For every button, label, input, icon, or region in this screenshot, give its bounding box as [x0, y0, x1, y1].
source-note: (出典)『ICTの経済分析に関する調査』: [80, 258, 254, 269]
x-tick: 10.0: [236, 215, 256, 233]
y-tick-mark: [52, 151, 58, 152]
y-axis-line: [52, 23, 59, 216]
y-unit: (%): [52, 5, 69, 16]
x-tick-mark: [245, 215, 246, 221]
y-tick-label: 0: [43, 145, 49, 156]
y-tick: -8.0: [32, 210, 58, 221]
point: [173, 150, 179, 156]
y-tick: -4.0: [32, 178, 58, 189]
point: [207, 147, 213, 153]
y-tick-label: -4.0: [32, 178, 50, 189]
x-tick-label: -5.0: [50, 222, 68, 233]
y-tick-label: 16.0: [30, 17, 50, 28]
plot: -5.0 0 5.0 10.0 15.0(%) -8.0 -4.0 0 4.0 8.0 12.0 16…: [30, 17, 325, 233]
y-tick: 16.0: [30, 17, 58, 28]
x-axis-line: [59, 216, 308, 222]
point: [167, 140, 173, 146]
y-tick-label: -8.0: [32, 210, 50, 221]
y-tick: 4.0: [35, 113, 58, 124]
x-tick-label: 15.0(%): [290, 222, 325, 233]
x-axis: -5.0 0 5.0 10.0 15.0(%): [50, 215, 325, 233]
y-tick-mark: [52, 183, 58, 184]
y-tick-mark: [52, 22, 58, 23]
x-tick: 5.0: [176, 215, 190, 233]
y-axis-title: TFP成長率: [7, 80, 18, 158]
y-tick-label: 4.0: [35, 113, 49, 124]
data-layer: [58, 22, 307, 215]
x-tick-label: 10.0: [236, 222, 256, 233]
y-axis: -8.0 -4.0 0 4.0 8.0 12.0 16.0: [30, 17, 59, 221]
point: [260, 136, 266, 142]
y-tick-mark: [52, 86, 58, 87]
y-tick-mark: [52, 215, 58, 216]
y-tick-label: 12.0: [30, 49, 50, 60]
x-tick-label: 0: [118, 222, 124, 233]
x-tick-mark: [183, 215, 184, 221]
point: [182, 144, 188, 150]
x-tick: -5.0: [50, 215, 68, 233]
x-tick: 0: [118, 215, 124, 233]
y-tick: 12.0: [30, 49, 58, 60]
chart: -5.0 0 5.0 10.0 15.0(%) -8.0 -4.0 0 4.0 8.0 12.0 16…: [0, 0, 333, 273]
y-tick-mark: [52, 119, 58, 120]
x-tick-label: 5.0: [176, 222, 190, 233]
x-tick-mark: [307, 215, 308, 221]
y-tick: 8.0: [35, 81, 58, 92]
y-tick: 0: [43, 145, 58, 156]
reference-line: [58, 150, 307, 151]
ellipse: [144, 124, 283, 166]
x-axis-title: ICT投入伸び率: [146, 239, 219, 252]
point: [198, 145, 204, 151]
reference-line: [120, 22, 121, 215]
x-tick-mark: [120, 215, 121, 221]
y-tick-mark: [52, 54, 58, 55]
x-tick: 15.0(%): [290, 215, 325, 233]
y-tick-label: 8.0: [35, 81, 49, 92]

▬▬▬▬▬▬▬▬▬▬

■ TASK DIRECTIONS
Reproduce every line of the items above, word for word and in the same order.

■ COMPLETED TASK
For every button, label, input, icon, or region in this screenshot, give its bounding box as [x0, y0, x1, y1].
source-note: (出典)『ICTの経済分析に関する調査』: [80, 258, 254, 269]
x-tick: 10.0: [236, 215, 256, 233]
y-tick-mark: [52, 151, 58, 152]
y-axis-line: [52, 23, 59, 216]
y-unit: (%): [52, 5, 69, 16]
x-tick-mark: [245, 215, 246, 221]
y-tick-label: 0: [43, 145, 49, 156]
y-tick: -8.0: [32, 210, 58, 221]
point: [173, 150, 179, 156]
y-tick: -4.0: [32, 178, 58, 189]
point: [207, 147, 213, 153]
y-tick-label: -4.0: [32, 178, 50, 189]
x-tick-label: -5.0: [50, 222, 68, 233]
y-tick-label: 16.0: [30, 17, 50, 28]
plot: -5.0 0 5.0 10.0 15.0(%) -8.0 -4.0 0 4.0 8.0 12.0 16…: [30, 17, 325, 233]
y-tick: 16.0: [30, 17, 58, 28]
x-axis-line: [59, 216, 308, 222]
point: [167, 140, 173, 146]
y-tick-label: -8.0: [32, 210, 50, 221]
y-tick: 4.0: [35, 113, 58, 124]
x-tick-label: 15.0(%): [290, 222, 325, 233]
x-axis: -5.0 0 5.0 10.0 15.0(%): [50, 215, 325, 233]
y-tick-mark: [52, 183, 58, 184]
y-tick-mark: [52, 22, 58, 23]
x-tick: 5.0: [176, 215, 190, 233]
y-axis-title: TFP成長率: [7, 80, 18, 158]
y-tick-label: 4.0: [35, 113, 49, 124]
data-layer: [58, 22, 307, 215]
x-tick-label: 10.0: [236, 222, 256, 233]
y-axis: -8.0 -4.0 0 4.0 8.0 12.0 16.0: [30, 17, 59, 221]
point: [260, 136, 266, 142]
y-tick-mark: [52, 86, 58, 87]
y-tick-mark: [52, 215, 58, 216]
y-tick-label: 12.0: [30, 49, 50, 60]
x-tick-label: 0: [118, 222, 124, 233]
x-tick-mark: [183, 215, 184, 221]
point: [182, 144, 188, 150]
x-tick: -5.0: [50, 215, 68, 233]
x-tick: 0: [118, 215, 124, 233]
y-tick: 12.0: [30, 49, 58, 60]
chart: -5.0 0 5.0 10.0 15.0(%) -8.0 -4.0 0 4.0 8.0 12.0 16…: [0, 0, 333, 273]
y-tick-mark: [52, 119, 58, 120]
x-tick-label: 5.0: [176, 222, 190, 233]
x-tick-mark: [307, 215, 308, 221]
y-tick: 8.0: [35, 81, 58, 92]
y-tick: 0: [43, 145, 58, 156]
reference-line: [58, 150, 307, 151]
ellipse: [144, 124, 283, 166]
x-axis-title: ICT投入伸び率: [146, 239, 219, 252]
point: [198, 145, 204, 151]
reference-line: [120, 22, 121, 215]
x-tick-mark: [120, 215, 121, 221]
y-tick-mark: [52, 54, 58, 55]
x-tick: 15.0(%): [290, 215, 325, 233]
y-tick-label: 8.0: [35, 81, 49, 92]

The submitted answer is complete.